* begin *
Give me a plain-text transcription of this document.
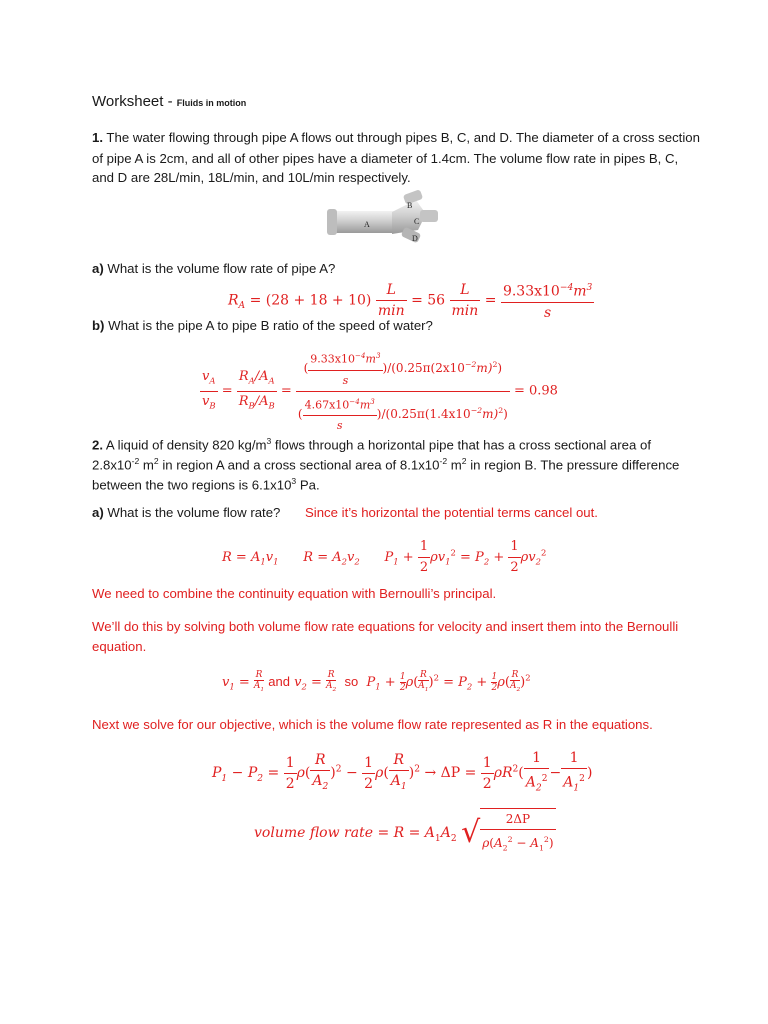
Worksheet - Fluids in motion
1. The water flowing through pipe A flows out through pipes B, C, and D. The diameter of a cross section
of pipe A is 2cm, and all of other pipes have a diameter of 1.4cm. The volume flow rate in pipes B, C,
and D are 28L/min, 18L/min, and 10L/min respectively.
A
B
C
D
a) What is the volume flow rate of pipe A?
$R_A = (28 + 18 + 10) \frac{L}{\min} = 56 \frac{L}{\min} = \frac{9.33x10^{-4}m^3}{s}$
b) What is the pipe A to pipe B ratio of the speed of water?
$\frac{v_A}{v_B} = \frac{R_A/A_A}{R_B/A_B} = \frac{( \frac{9.33x10^{-4}m^3}{s} )/(0.25\pi(2x10^{-2}m)^2)}{( \frac{4.67x10^{-4}m^3}{s} )/(0.25\pi(1.4x10^{-2}m)^2)} = 0.98$
2. A liquid of density 820 $kg/m^3$ flows through a horizontal pipe that has a cross sectional area of
$2.8x10^{-2}$ $m^2$ in region A and a cross sectional area of $8.1x10^{-2}$ $m^2$ in region B. The pressure difference
between the two regions is $6.1x10^3$ Pa.
a) What is the volume flow rate? Since it’s horizontal the potential terms cancel out.
$R = A_1v_1$      $R = A_2v_2$      $P_1 + \frac{1}{2} \rho v_1^2 = P_2 + \frac{1}{2} \rho v_2^2$
We need to combine the continuity equation with Bernoulli’s principal.
We’ll do this by solving both volume flow rate equations for velocity and insert them into the Bernoulli
equation.
$v_1 = \frac{R}{A_1}$ and $v_2 = \frac{R}{A_2}$ so  $P_1 + \frac{1}{2} \rho( \frac{R}{A_1} )^2 = P_2 + \frac{1}{2} \rho( \frac{R}{A_2} )^2$
Next we solve for our objective, which is the volume flow rate represented as R in the equations.
$P_1 - P_2 = \frac{1}{2} \rho( \frac{R}{A_2} )^2 - \frac{1}{2} \rho( \frac{R}{A_1} )^2 \to \Delta P = \frac{1}{2} \rho R^2( \frac{1}{A_2^2} - \frac{1}{A_1^2}$ )
volume flow rate = $R = A_1A_2$ √ $\frac{2\Delta P}{\rho(A_2^2 - A_1^2)}$
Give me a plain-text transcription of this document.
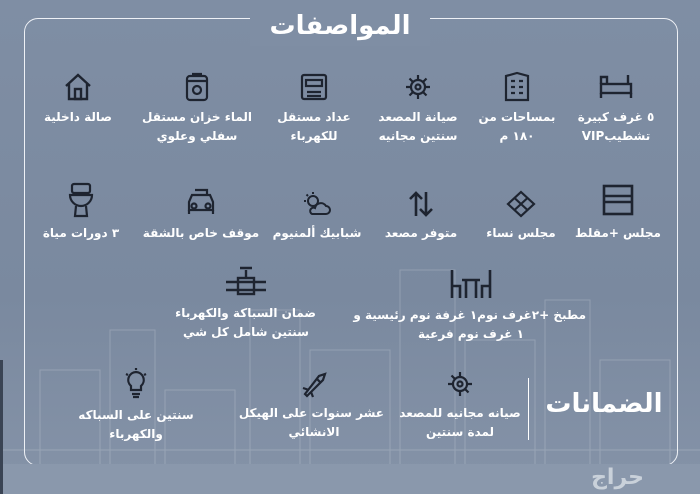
المواصفات
٥ غرف كبيرة
تشطيبVIP
بمساحات من
١٨٠ م
صيانة المصعد
سنتين مجانيه
عداد مستقل
للكهرباء
الماء خزان مستقل
سفلي وعلوي
صالة داخلية
مجلس +مقلط
مجلس نساء
متوفر مصعد
شبابيك ألمنيوم
موقف خاص بالشقة
٣ دورات مياة
مطبخ +٢غرف نوم١ غرفة نوم رئيسية و
١ غرف نوم فرعية
ضمان السباكة والكهرباء
سنتين شامل كل شي
الضمانات
صيانه مجانيه للمصعد
لمدة سنتين
عشر سنوات على الهيكل
الانشائي
سنتين على السباكه
والكهرباء
حراج
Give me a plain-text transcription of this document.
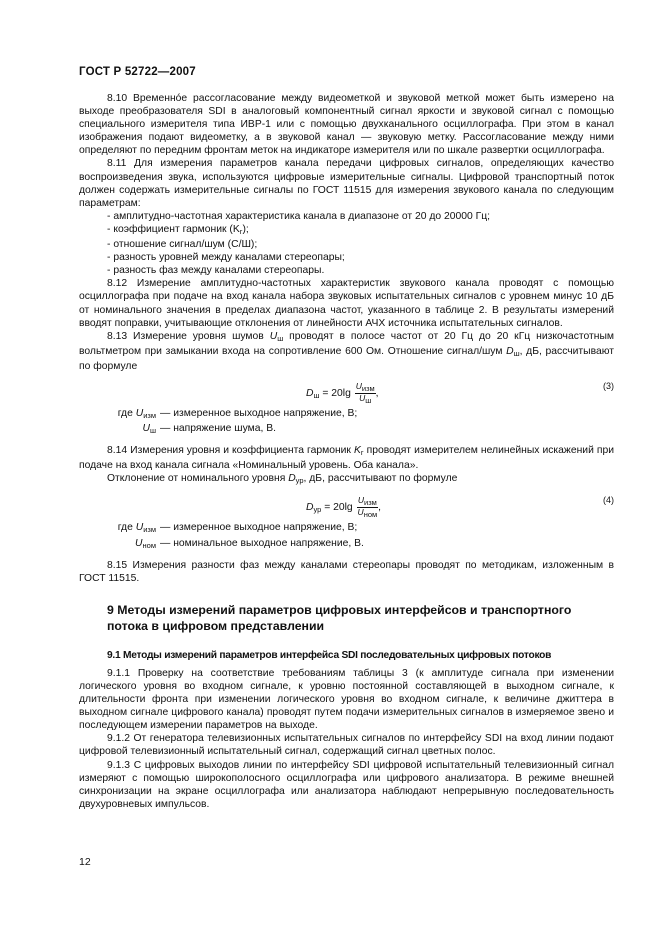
ГОСТ Р 52722—2007

8.10 Временнóе рассогласование между видеометкой и звуковой меткой может быть измерено на выходе преобразователя SDI в аналоговый компонентный сигнал яркости и звуковой сигнал с помощью специального измерителя типа ИВР-1 или с помощью двухканального осциллографа. При этом в канал изображения подают видеометку, а в звуковой канал — звуковую метку. Рассогласование между ними определяют по передним фронтам меток на индикаторе измерителя или по шкале развертки осциллографа.

8.11 Для измерения параметров канала передачи цифровых сигналов, определяющих качество воспроизведения звука, используются цифровые измерительные сигналы. Цифровой транспортный поток должен содержать измерительные сигналы по ГОСТ 11515 для измерения звукового канала по следующим параметрам:

- амплитудно-частотная характеристика канала в диапазоне от 20 до 20000 Гц;

- коэффициент гармоник $(K_г)$;

- отношение сигнал/шум (С/Ш);

- разность уровней между каналами стереопары;

- разность фаз между каналами стереопары.

8.12 Измерение амплитудно-частотных характеристик звукового канала проводят с помощью осциллографа при подаче на вход канала набора звуковых испытательных сигналов с уровнем минус 10 дБ от номинального значения в пределах диапазона частот, указанного в таблице 2. В результаты измерений вводят поправки, учитывающие отклонения от линейности АЧХ источника испытательных сигналов.

8.13 Измерение уровня шумов $U_ш$ проводят в полосе частот от 20 Гц до 20 кГц низкочастотным вольтметром при замыкании входа на сопротивление 600 Ом. Отношение сигнал/шум $D_ш$, дБ, рассчитывают по формуле

$D_ш = 20\lg \frac{U_{изм}}{U_ш}$ ,
(3)
где $U_{изм}$ — измеренное выходное напряжение, В;
$U_ш$ — напряжение шума, В.

8.14 Измерения уровня и коэффициента гармоник $K_г$ проводят измерителем нелинейных искажений при подаче на вход канала сигнала «Номинальный уровень. Оба канала».

Отклонение от номинального уровня $D_{ур}$, дБ, рассчитывают по формуле

$D_{ур} = 20\lg \frac{U_{изм}}{U_{ном}}$ ,
(4)
где $U_{изм}$ — измеренное выходное напряжение, В;
$U_{ном}$ — номинальное выходное напряжение, В.

8.15 Измерения разности фаз между каналами стереопары проводят по методикам, изложенным в ГОСТ 11515.

9 Методы измерений параметров цифровых интерфейсов и транспортного потока в цифровом представлении
9.1 Методы измерений параметров интерфейса SDI последовательных цифровых потоков

9.1.1 Проверку на соответствие требованиям таблицы 3 (к амплитуде сигнала при изменении логического уровня во входном сигнале, к уровню постоянной составляющей в выходном сигнале, к длительности фронта при изменении логического уровня во входном сигнале, к величине джиттера в выходном сигнале цифрового канала) проводят путем подачи измерительных сигналов в измеряемое звено и последующем измерении параметров на выходе.

9.1.2 От генератора телевизионных испытательных сигналов по интерфейсу SDI на вход линии подают цифровой телевизионный испытательный сигнал, содержащий сигнал цветных полос.

9.1.3 С цифровых выходов линии по интерфейсу SDI цифровой испытательный телевизионный сигнал измеряют с помощью широкополосного осциллографа или цифрового анализатора. В режиме внешней синхронизации на экране осциллографа или анализатора наблюдают непрерывную последовательность двухуровневых импульсов.

12
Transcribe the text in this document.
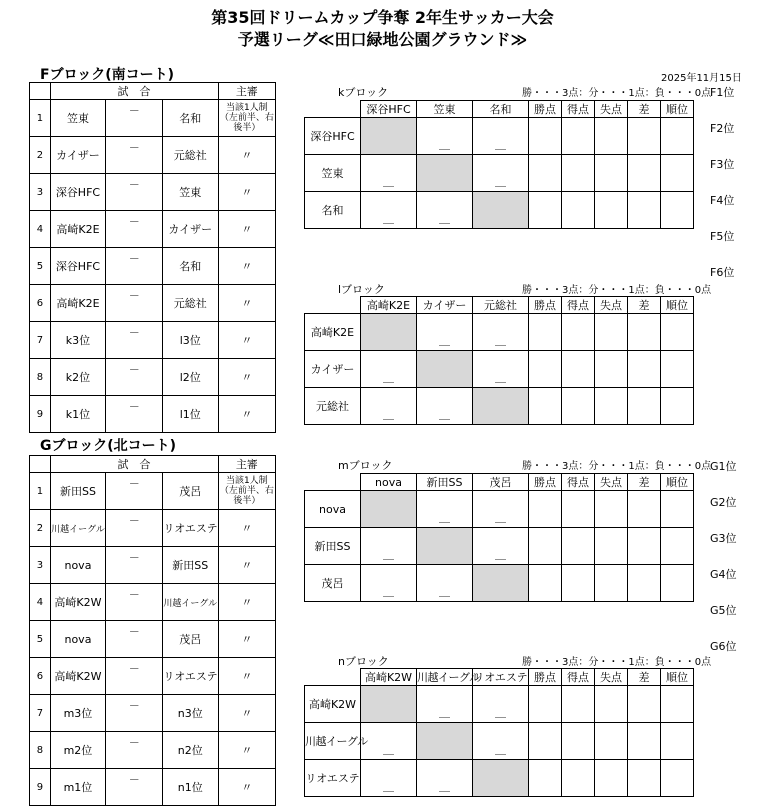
第35回ドリームカップ争奪 2年生サッカー大会
予選リーグ≪田口緑地公園グラウンド≫
2025年11月15日
Fブロック(南コート)
	試　合			主審
1	笠東	－	名和		当該1人制（左前半、右後半）
2	カイザー	－	元総社		〃
3	深谷HFC	－	笠東		〃
4	高崎K2E	－	カイザー		〃
5	深谷HFC	－	名和		〃
6	高崎K2E	－	元総社		〃
7	k3位	－	l3位		〃
8	k2位	－	l2位		〃
9	k1位	－	l1位		〃
kブロック	勝・・・3点：分・・・1点：負・・・0点
	深谷HFC	笠東	名和	勝点	得点	失点	差	順位
深谷HFC		＿	＿					
笠東	＿		＿					
名和	＿	＿						
lブロック	勝・・・3点：分・・・1点：負・・・0点
	高崎K2E	カイザー	元総社	勝点	得点	失点	差	順位
高崎K2E		＿	＿					
カイザー	＿		＿					
元総社	＿	＿						
F1位
F2位
F3位
F4位
F5位
F6位
Gブロック(北コート)
	試　合			主審
1	新田SS	－	茂呂		当該1人制（左前半、右後半）
2	川越イーグル	－	リオエステ		〃
3	nova	－	新田SS		〃
4	高崎K2W	－	川越イーグル		〃
5	nova	－	茂呂		〃
6	高崎K2W	－	リオエステ		〃
7	m3位	－	n3位		〃
8	m2位	－	n2位		〃
9	m1位	－	n1位		〃
mブロック	勝・・・3点：分・・・1点：負・・・0点
	nova	新田SS	茂呂	勝点	得点	失点	差	順位
nova		＿	＿					
新田SS	＿		＿					
茂呂	＿	＿						
nブロック	勝・・・3点：分・・・1点：負・・・0点
	高崎K2W	川越イーグル	リオエステ	勝点	得点	失点	差	順位
高崎K2W		＿	＿					
川越イーグル	＿		＿					
リオエステ	＿	＿						
G1位
G2位
G3位
G4位
G5位
G6位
* end *
**STATED GOAL**
For each line above that contains the word "pipe", copy that line.

**THE OUTPUT**
1. The water flowing through pipe A flows out through pipes B, C, and D. The diameter of a cross section
of pipe A is 2cm, and all of other pipes have a diameter of 1.4cm. The volume flow rate in pipes B, C,
a) What is the volume flow rate of pipe A?
b) What is the pipe A to pipe B ratio of the speed of water?
2. A liquid of density 820 $kg/m^3$ flows through a horizontal pipe that has a cross sectional area of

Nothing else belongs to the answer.